Exercise instructions: Each entry below must be repeated word for word.

Source data

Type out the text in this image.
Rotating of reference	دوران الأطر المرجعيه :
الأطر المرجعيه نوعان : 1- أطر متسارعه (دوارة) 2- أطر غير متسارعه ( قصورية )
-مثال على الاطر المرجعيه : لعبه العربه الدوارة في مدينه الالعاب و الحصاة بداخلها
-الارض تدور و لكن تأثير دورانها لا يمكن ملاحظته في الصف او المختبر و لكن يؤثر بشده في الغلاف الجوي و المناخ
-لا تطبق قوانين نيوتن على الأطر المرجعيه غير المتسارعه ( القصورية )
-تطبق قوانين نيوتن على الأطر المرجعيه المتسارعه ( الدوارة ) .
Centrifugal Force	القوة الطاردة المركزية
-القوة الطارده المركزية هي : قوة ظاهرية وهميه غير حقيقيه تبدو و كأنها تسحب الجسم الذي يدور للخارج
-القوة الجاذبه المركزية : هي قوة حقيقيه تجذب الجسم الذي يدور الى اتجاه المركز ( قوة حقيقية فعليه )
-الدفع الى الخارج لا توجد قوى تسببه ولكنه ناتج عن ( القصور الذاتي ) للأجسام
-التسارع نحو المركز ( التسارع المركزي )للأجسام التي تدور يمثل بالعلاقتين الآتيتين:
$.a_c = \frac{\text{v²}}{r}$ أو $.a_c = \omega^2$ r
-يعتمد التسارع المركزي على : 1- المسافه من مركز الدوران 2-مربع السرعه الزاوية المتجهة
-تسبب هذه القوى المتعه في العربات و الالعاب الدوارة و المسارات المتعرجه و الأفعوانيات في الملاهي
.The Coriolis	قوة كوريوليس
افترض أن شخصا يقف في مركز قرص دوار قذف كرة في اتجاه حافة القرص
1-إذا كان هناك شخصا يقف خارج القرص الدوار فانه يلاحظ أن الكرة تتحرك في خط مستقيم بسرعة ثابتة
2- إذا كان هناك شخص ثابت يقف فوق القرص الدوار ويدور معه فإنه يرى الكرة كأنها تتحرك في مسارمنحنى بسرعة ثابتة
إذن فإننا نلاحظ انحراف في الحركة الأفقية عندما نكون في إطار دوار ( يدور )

Reply:
Type out the text in this image.
Rotating of reference	دوران الأطر المرجعيه :
الأطر المرجعيه نوعان : 1- أطر متسارعه (دوارة) 2- أطر غير متسارعه ( قصورية )
-مثال على الاطر المرجعيه : لعبه العربه الدوارة في مدينه الالعاب و الحصاة بداخلها
-الارض تدور و لكن تأثير دورانها لا يمكن ملاحظته في الصف او المختبر و لكن يؤثر بشده في الغلاف الجوي و المناخ
-لا تطبق قوانين نيوتن على الأطر المرجعيه غير المتسارعه ( القصورية )
-تطبق قوانين نيوتن على الأطر المرجعيه المتسارعه ( الدوارة ) .
Centrifugal Force	القوة الطاردة المركزية
-القوة الطارده المركزية هي : قوة ظاهرية وهميه غير حقيقيه تبدو و كأنها تسحب الجسم الذي يدور للخارج
-القوة الجاذبه المركزية : هي قوة حقيقيه تجذب الجسم الذي يدور الى اتجاه المركز ( قوة حقيقية فعليه )
-الدفع الى الخارج لا توجد قوى تسببه ولكنه ناتج عن ( القصور الذاتي ) للأجسام
-التسارع نحو المركز ( التسارع المركزي )للأجسام التي تدور يمثل بالعلاقتين الآتيتين:
$.a_c = \frac{\text{v²}}{r}$ أو $.a_c = \omega^2$ r
-يعتمد التسارع المركزي على : 1- المسافه من مركز الدوران 2-مربع السرعه الزاوية المتجهة
-تسبب هذه القوى المتعه في العربات و الالعاب الدوارة و المسارات المتعرجه و الأفعوانيات في الملاهي
.The Coriolis	قوة كوريوليس
افترض أن شخصا يقف في مركز قرص دوار قذف كرة في اتجاه حافة القرص
1-إذا كان هناك شخصا يقف خارج القرص الدوار فانه يلاحظ أن الكرة تتحرك في خط مستقيم بسرعة ثابتة
2- إذا كان هناك شخص ثابت يقف فوق القرص الدوار ويدور معه فإنه يرى الكرة كأنها تتحرك في مسارمنحنى بسرعة ثابتة
إذن فإننا نلاحظ انحراف في الحركة الأفقية عندما نكون في إطار دوار ( يدور )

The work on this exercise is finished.